:: Your task ::
Gather every line that includes the word "icon", please.

:: Listed records ::
* Start *
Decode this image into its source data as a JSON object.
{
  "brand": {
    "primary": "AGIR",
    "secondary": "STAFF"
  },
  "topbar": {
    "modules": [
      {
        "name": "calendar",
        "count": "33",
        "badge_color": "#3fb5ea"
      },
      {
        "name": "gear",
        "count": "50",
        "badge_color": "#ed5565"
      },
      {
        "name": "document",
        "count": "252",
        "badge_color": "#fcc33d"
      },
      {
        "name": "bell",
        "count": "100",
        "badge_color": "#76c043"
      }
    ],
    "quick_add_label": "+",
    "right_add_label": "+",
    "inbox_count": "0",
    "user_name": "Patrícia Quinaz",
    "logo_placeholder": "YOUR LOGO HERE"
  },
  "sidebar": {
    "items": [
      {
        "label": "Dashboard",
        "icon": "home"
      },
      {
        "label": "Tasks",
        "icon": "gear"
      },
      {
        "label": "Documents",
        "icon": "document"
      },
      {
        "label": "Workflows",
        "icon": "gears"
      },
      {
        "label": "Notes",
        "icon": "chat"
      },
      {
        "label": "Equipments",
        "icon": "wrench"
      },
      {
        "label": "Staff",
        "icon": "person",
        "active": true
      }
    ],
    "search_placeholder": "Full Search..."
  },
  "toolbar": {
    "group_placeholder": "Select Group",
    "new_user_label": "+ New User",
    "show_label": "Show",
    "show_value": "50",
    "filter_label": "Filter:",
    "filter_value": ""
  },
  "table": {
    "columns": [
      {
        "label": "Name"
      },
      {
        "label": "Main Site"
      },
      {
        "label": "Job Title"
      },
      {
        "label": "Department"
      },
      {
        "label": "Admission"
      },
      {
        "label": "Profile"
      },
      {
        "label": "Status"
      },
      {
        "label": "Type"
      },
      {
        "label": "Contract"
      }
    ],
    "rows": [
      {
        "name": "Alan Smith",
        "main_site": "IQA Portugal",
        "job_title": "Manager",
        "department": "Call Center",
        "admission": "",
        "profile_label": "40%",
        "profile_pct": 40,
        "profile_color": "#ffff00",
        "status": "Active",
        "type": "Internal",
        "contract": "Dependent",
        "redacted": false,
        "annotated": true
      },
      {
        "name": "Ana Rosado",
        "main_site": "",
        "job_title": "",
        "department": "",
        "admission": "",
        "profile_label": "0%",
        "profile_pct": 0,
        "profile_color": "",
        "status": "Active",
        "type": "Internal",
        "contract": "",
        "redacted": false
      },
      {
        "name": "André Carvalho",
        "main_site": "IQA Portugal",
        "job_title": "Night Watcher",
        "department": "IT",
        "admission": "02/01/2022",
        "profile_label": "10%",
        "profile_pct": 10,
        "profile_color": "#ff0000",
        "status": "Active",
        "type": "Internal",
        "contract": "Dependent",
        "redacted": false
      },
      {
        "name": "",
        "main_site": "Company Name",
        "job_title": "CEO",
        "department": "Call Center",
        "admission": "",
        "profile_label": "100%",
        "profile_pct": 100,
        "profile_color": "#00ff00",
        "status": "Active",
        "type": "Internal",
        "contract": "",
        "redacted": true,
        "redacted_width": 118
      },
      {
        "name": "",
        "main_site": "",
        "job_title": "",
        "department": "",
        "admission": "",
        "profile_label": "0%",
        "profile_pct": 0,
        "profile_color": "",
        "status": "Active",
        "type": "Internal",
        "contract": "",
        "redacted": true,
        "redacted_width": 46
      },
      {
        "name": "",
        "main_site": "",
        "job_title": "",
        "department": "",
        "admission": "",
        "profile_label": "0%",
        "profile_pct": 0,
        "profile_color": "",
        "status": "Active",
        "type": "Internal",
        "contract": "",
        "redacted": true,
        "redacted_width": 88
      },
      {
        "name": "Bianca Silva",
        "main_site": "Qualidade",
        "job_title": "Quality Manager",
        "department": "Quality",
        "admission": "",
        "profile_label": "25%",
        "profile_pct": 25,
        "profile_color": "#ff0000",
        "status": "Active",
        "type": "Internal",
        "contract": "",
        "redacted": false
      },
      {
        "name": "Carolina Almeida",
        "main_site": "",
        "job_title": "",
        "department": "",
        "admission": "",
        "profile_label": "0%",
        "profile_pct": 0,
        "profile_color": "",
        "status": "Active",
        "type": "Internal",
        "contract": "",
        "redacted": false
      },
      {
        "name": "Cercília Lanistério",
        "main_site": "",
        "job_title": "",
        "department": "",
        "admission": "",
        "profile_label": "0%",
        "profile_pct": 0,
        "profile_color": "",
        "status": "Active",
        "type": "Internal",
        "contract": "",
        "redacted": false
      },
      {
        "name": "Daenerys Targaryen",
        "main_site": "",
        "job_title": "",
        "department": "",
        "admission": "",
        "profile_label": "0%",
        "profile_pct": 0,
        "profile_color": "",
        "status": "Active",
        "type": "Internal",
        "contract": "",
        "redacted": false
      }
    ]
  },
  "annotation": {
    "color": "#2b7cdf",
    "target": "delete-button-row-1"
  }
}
* End *
:: Result of the task ::
        "icon": "home"
        "icon": "gear"
        "icon": "document"
        "icon": "gears"
        "icon": "chat"
        "icon": "wrench"
        "icon": "person",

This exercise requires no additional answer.